- EXERCISE INSTRUCTIONS
Omit the pictures, then reproduce every remaining record exactly.

--- Begin ---

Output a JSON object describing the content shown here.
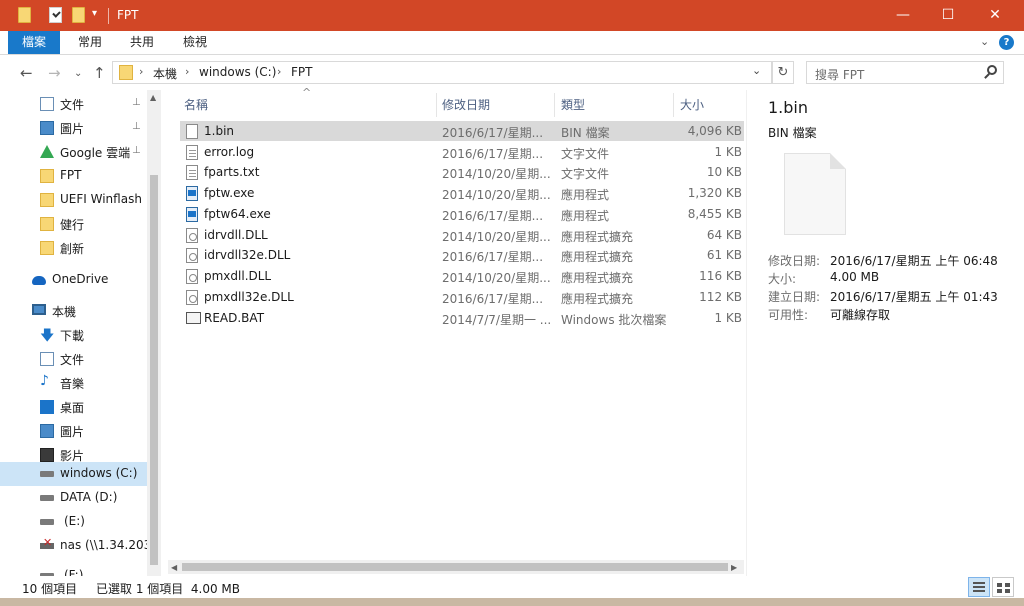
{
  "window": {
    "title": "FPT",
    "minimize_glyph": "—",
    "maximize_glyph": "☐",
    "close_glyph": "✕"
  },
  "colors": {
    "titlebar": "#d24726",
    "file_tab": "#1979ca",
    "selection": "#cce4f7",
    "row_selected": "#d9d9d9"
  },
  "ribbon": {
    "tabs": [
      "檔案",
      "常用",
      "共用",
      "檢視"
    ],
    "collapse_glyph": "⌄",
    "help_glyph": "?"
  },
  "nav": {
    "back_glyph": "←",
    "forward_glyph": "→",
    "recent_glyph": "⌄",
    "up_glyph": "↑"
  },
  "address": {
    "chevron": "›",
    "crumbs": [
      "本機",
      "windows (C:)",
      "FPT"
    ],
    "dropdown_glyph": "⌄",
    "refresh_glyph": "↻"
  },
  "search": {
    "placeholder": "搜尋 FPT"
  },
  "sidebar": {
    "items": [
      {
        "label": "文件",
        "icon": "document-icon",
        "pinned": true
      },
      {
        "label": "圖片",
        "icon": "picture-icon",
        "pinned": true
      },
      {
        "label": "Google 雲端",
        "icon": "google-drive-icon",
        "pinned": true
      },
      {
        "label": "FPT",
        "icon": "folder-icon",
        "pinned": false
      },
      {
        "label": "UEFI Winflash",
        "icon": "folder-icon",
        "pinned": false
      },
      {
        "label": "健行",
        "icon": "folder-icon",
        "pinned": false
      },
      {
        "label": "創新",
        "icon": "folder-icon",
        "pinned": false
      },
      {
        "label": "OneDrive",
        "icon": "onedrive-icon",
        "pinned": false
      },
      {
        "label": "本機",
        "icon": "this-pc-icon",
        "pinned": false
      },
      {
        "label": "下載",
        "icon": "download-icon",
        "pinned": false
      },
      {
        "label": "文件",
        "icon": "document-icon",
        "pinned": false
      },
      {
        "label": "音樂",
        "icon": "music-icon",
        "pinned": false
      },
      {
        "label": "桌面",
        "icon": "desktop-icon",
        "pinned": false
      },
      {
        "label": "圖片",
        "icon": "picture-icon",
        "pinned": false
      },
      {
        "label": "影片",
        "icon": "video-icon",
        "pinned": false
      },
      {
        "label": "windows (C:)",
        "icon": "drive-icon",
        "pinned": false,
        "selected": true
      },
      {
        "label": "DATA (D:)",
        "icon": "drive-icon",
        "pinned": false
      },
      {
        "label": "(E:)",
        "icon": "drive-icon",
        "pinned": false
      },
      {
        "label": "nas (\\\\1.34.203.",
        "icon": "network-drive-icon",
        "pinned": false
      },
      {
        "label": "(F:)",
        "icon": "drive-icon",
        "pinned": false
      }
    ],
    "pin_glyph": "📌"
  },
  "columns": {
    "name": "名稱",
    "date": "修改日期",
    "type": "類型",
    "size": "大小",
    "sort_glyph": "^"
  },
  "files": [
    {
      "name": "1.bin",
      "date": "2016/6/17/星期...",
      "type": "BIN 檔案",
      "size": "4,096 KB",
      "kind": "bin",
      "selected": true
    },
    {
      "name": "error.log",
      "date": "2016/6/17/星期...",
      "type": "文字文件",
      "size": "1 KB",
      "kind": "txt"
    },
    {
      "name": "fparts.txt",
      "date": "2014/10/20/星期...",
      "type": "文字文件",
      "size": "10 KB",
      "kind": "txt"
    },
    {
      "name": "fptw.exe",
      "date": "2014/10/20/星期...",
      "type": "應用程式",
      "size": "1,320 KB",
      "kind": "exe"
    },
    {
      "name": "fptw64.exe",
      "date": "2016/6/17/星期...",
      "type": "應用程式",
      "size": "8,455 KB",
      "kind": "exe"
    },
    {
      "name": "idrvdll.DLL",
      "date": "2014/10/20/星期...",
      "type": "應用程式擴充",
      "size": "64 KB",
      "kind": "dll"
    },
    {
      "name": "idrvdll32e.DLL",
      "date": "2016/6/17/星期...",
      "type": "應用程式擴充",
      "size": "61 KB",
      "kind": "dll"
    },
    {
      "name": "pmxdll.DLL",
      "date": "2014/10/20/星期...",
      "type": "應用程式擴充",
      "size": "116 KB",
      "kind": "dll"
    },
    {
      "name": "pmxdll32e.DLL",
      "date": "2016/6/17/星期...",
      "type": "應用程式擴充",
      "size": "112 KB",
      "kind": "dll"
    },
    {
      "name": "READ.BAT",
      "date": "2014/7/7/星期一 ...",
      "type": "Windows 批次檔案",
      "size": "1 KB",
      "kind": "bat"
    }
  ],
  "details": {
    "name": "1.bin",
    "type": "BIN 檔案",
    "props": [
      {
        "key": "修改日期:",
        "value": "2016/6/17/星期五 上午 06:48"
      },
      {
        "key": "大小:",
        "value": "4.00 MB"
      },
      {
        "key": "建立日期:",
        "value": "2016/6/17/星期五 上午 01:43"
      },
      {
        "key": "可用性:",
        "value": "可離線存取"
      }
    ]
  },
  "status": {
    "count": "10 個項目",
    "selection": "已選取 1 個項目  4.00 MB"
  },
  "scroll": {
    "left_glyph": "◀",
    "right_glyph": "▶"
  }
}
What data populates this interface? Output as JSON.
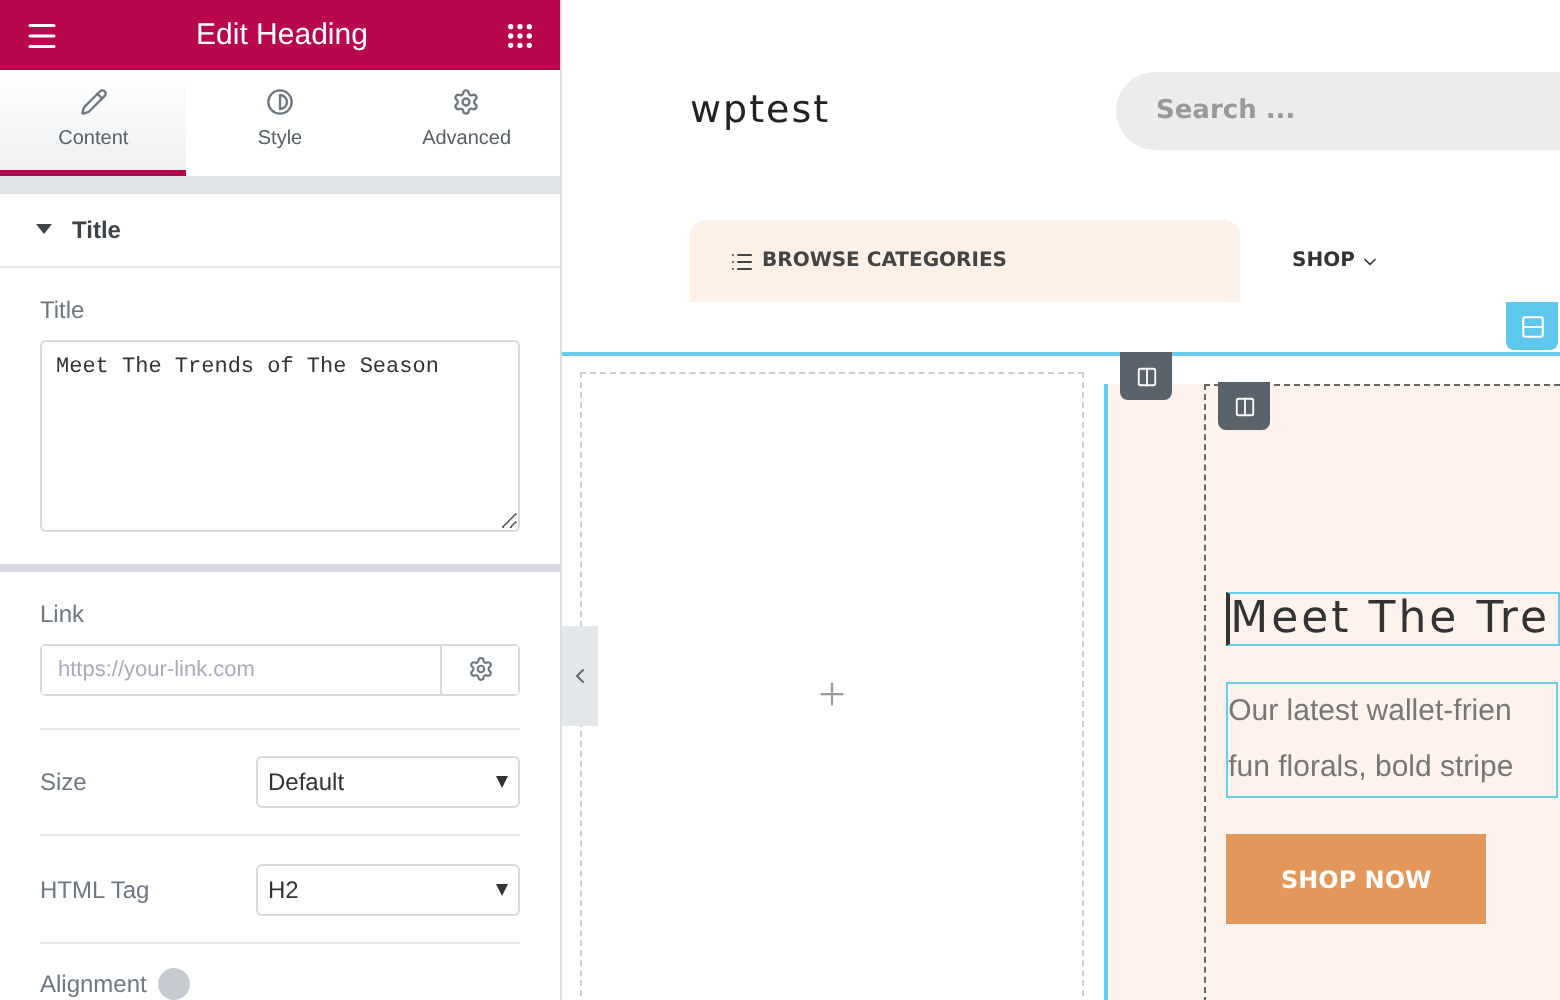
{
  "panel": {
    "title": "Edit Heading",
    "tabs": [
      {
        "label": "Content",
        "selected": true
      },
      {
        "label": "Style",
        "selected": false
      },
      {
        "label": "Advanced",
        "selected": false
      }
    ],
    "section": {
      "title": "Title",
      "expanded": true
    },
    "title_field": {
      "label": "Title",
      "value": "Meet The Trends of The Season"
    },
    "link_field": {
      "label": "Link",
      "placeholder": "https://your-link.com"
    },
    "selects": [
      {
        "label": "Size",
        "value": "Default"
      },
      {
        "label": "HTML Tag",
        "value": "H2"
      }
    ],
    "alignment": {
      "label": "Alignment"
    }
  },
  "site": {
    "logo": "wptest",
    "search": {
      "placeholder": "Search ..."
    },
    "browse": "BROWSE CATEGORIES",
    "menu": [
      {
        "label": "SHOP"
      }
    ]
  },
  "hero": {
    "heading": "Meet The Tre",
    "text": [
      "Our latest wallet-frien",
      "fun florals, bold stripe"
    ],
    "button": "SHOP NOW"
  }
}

--- End ---

- TASK ANSWER
Output a JSON object describing the content shown here.
{
  "window": {
    "title": "FPT",
    "minimize_glyph": "—",
    "maximize_glyph": "☐",
    "close_glyph": "✕"
  },
  "colors": {
    "titlebar": "#d24726",
    "file_tab": "#1979ca",
    "selection": "#cce4f7",
    "row_selected": "#d9d9d9"
  },
  "ribbon": {
    "tabs": [
      "檔案",
      "常用",
      "共用",
      "檢視"
    ],
    "collapse_glyph": "⌄",
    "help_glyph": "?"
  },
  "nav": {
    "back_glyph": "←",
    "forward_glyph": "→",
    "recent_glyph": "⌄",
    "up_glyph": "↑"
  },
  "address": {
    "chevron": "›",
    "crumbs": [
      "本機",
      "windows (C:)",
      "FPT"
    ],
    "dropdown_glyph": "⌄",
    "refresh_glyph": "↻"
  },
  "search": {
    "placeholder": "搜尋 FPT"
  },
  "sidebar": {
    "items": [
      {
        "label": "文件",
        "icon": "document-icon",
        "pinned": true
      },
      {
        "label": "圖片",
        "icon": "picture-icon",
        "pinned": true
      },
      {
        "label": "Google 雲端",
        "icon": "google-drive-icon",
        "pinned": true
      },
      {
        "label": "FPT",
        "icon": "folder-icon",
        "pinned": false
      },
      {
        "label": "UEFI Winflash",
        "icon": "folder-icon",
        "pinned": false
      },
      {
        "label": "健行",
        "icon": "folder-icon",
        "pinned": false
      },
      {
        "label": "創新",
        "icon": "folder-icon",
        "pinned": false
      },
      {
        "label": "OneDrive",
        "icon": "onedrive-icon",
        "pinned": false
      },
      {
        "label": "本機",
        "icon": "this-pc-icon",
        "pinned": false
      },
      {
        "label": "下載",
        "icon": "download-icon",
        "pinned": false
      },
      {
        "label": "文件",
        "icon": "document-icon",
        "pinned": false
      },
      {
        "label": "音樂",
        "icon": "music-icon",
        "pinned": false
      },
      {
        "label": "桌面",
        "icon": "desktop-icon",
        "pinned": false
      },
      {
        "label": "圖片",
        "icon": "picture-icon",
        "pinned": false
      },
      {
        "label": "影片",
        "icon": "video-icon",
        "pinned": false
      },
      {
        "label": "windows (C:)",
        "icon": "drive-icon",
        "pinned": false,
        "selected": true
      },
      {
        "label": "DATA (D:)",
        "icon": "drive-icon",
        "pinned": false
      },
      {
        "label": "(E:)",
        "icon": "drive-icon",
        "pinned": false
      },
      {
        "label": "nas (\\\\1.34.203.",
        "icon": "network-drive-icon",
        "pinned": false
      },
      {
        "label": "(F:)",
        "icon": "drive-icon",
        "pinned": false
      }
    ],
    "pin_glyph": "📌"
  },
  "columns": {
    "name": "名稱",
    "date": "修改日期",
    "type": "類型",
    "size": "大小",
    "sort_glyph": "^"
  },
  "files": [
    {
      "name": "1.bin",
      "date": "2016/6/17/星期...",
      "type": "BIN 檔案",
      "size": "4,096 KB",
      "kind": "bin",
      "selected": true
    },
    {
      "name": "error.log",
      "date": "2016/6/17/星期...",
      "type": "文字文件",
      "size": "1 KB",
      "kind": "txt"
    },
    {
      "name": "fparts.txt",
      "date": "2014/10/20/星期...",
      "type": "文字文件",
      "size": "10 KB",
      "kind": "txt"
    },
    {
      "name": "fptw.exe",
      "date": "2014/10/20/星期...",
      "type": "應用程式",
      "size": "1,320 KB",
      "kind": "exe"
    },
    {
      "name": "fptw64.exe",
      "date": "2016/6/17/星期...",
      "type": "應用程式",
      "size": "8,455 KB",
      "kind": "exe"
    },
    {
      "name": "idrvdll.DLL",
      "date": "2014/10/20/星期...",
      "type": "應用程式擴充",
      "size": "64 KB",
      "kind": "dll"
    },
    {
      "name": "idrvdll32e.DLL",
      "date": "2016/6/17/星期...",
      "type": "應用程式擴充",
      "size": "61 KB",
      "kind": "dll"
    },
    {
      "name": "pmxdll.DLL",
      "date": "2014/10/20/星期...",
      "type": "應用程式擴充",
      "size": "116 KB",
      "kind": "dll"
    },
    {
      "name": "pmxdll32e.DLL",
      "date": "2016/6/17/星期...",
      "type": "應用程式擴充",
      "size": "112 KB",
      "kind": "dll"
    },
    {
      "name": "READ.BAT",
      "date": "2014/7/7/星期一 ...",
      "type": "Windows 批次檔案",
      "size": "1 KB",
      "kind": "bat"
    }
  ],
  "details": {
    "name": "1.bin",
    "type": "BIN 檔案",
    "props": [
      {
        "key": "修改日期:",
        "value": "2016/6/17/星期五 上午 06:48"
      },
      {
        "key": "大小:",
        "value": "4.00 MB"
      },
      {
        "key": "建立日期:",
        "value": "2016/6/17/星期五 上午 01:43"
      },
      {
        "key": "可用性:",
        "value": "可離線存取"
      }
    ]
  },
  "status": {
    "count": "10 個項目",
    "selection": "已選取 1 個項目  4.00 MB"
  },
  "scroll": {
    "left_glyph": "◀",
    "right_glyph": "▶"
  }
}
What data populates this interface? Output as JSON.
{
  "panel": {
    "title": "Edit Heading",
    "tabs": [
      {
        "label": "Content",
        "selected": true
      },
      {
        "label": "Style",
        "selected": false
      },
      {
        "label": "Advanced",
        "selected": false
      }
    ],
    "section": {
      "title": "Title",
      "expanded": true
    },
    "title_field": {
      "label": "Title",
      "value": "Meet The Trends of The Season"
    },
    "link_field": {
      "label": "Link",
      "placeholder": "https://your-link.com"
    },
    "selects": [
      {
        "label": "Size",
        "value": "Default"
      },
      {
        "label": "HTML Tag",
        "value": "H2"
      }
    ],
    "alignment": {
      "label": "Alignment"
    }
  },
  "site": {
    "logo": "wptest",
    "search": {
      "placeholder": "Search ..."
    },
    "browse": "BROWSE CATEGORIES",
    "menu": [
      {
        "label": "SHOP"
      }
    ]
  },
  "hero": {
    "heading": "Meet The Tre",
    "text": [
      "Our latest wallet-frien",
      "fun florals, bold stripe"
    ],
    "button": "SHOP NOW"
  }
}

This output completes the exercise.